RECORDS FOR THIS EXERCISE
## start

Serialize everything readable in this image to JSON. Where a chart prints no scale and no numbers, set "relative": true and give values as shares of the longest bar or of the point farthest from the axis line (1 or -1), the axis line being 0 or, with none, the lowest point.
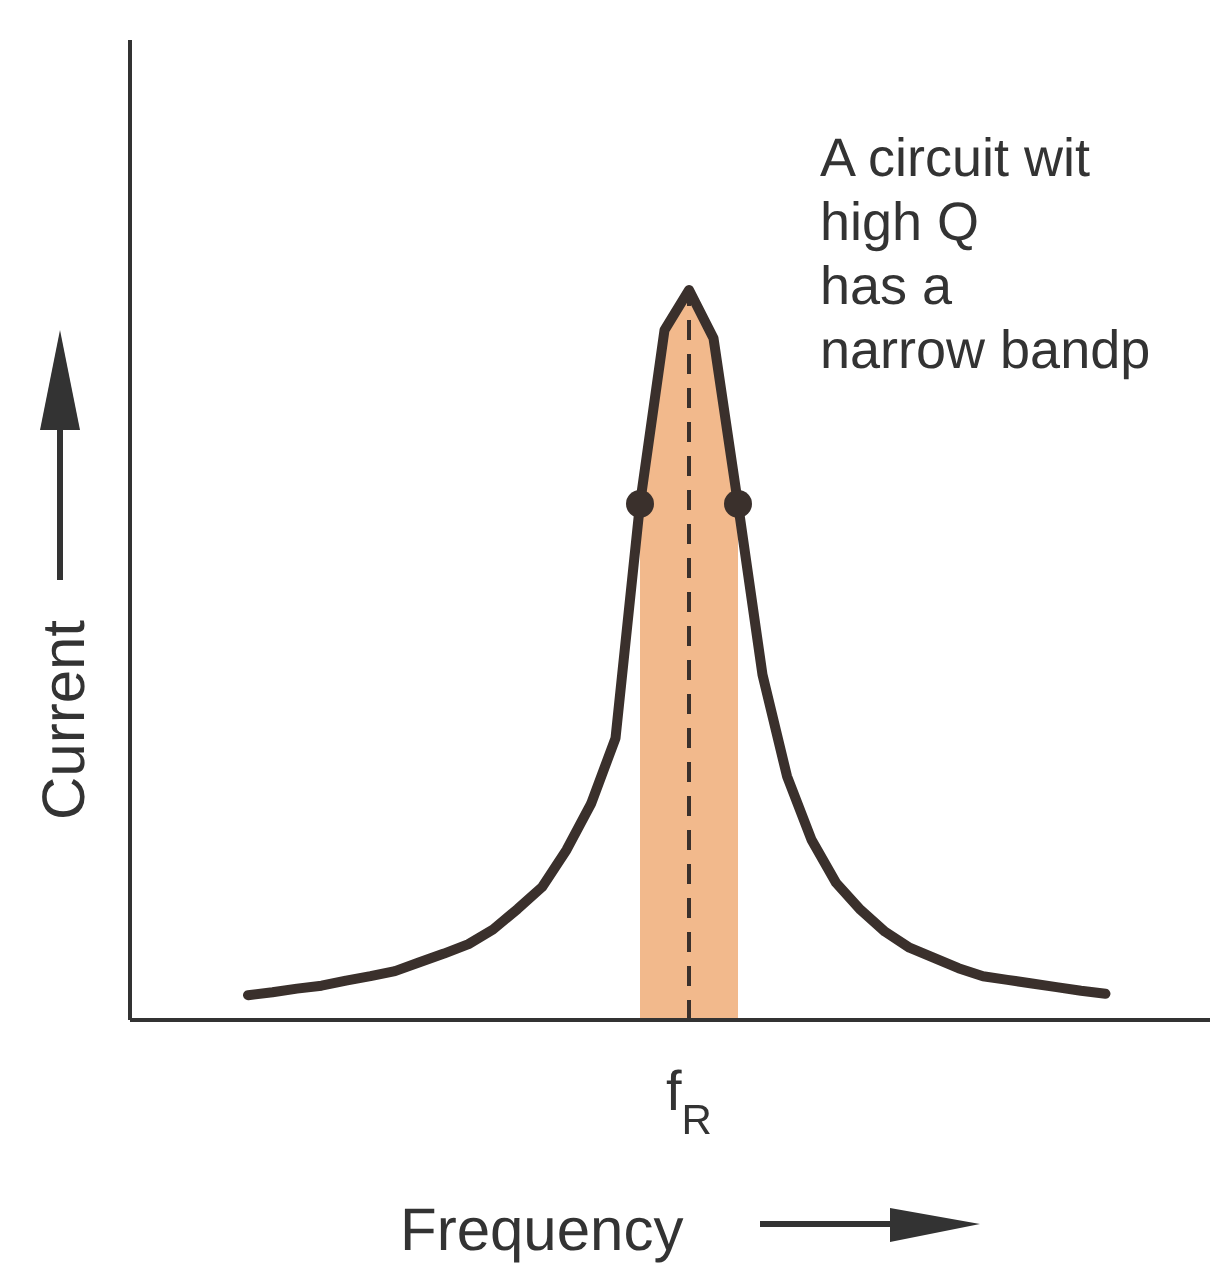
{
  "chart_data": {
    "type": "line",
    "relative": true,
    "xlabel": "Frequency",
    "ylabel": "Current",
    "categories": [
      null,
      null,
      null,
      null,
      null,
      null,
      null,
      null,
      null,
      null,
      null,
      null,
      null,
      null,
      null,
      null,
      null,
      null,
      null,
      null,
      null,
      null,
      null,
      null,
      null,
      null,
      null,
      null,
      null,
      null,
      null,
      null,
      null,
      null,
      null,
      null
    ],
    "annotations": [
      "A circuit wit\nhigh Q\nhas a\nnarrow bandp",
      "f$_{R}$"
    ],
    "series": [
      {
        "color": "#3a302c",
        "values": [
          0.034,
          0.038,
          0.043,
          0.047,
          0.054,
          0.06,
          0.067,
          0.079,
          0.091,
          0.104,
          0.124,
          0.152,
          0.182,
          0.233,
          0.296,
          0.386,
          0.707,
          0.945,
          1,
          0.934,
          0.707,
          0.473,
          0.334,
          0.247,
          0.188,
          0.151,
          0.121,
          0.099,
          0.085,
          0.071,
          0.06,
          0.055,
          0.05,
          0.045,
          0.04,
          0.036
        ]
      }
    ]
  }
}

## end

WRITTEN REQUEST
Repeat the lines above exactly, and keep every picture out.

EXPECTED OUTPUT
Serialize everything readable in this image to JSON. Where a chart prints no scale and no numbers, set "relative": true and give values as shares of the longest bar or of the point farthest from the axis line (1 or -1), the axis line being 0 or, with none, the lowest point.
{
  "chart_data": {
    "type": "line",
    "relative": true,
    "xlabel": "Frequency",
    "ylabel": "Current",
    "categories": [
      null,
      null,
      null,
      null,
      null,
      null,
      null,
      null,
      null,
      null,
      null,
      null,
      null,
      null,
      null,
      null,
      null,
      null,
      null,
      null,
      null,
      null,
      null,
      null,
      null,
      null,
      null,
      null,
      null,
      null,
      null,
      null,
      null,
      null,
      null,
      null
    ],
    "annotations": [
      "A circuit wit\nhigh Q\nhas a\nnarrow bandp",
      "f$_{R}$"
    ],
    "series": [
      {
        "color": "#3a302c",
        "values": [
          0.034,
          0.038,
          0.043,
          0.047,
          0.054,
          0.06,
          0.067,
          0.079,
          0.091,
          0.104,
          0.124,
          0.152,
          0.182,
          0.233,
          0.296,
          0.386,
          0.707,
          0.945,
          1,
          0.934,
          0.707,
          0.473,
          0.334,
          0.247,
          0.188,
          0.151,
          0.121,
          0.099,
          0.085,
          0.071,
          0.06,
          0.055,
          0.05,
          0.045,
          0.04,
          0.036
        ]
      }
    ]
  }
}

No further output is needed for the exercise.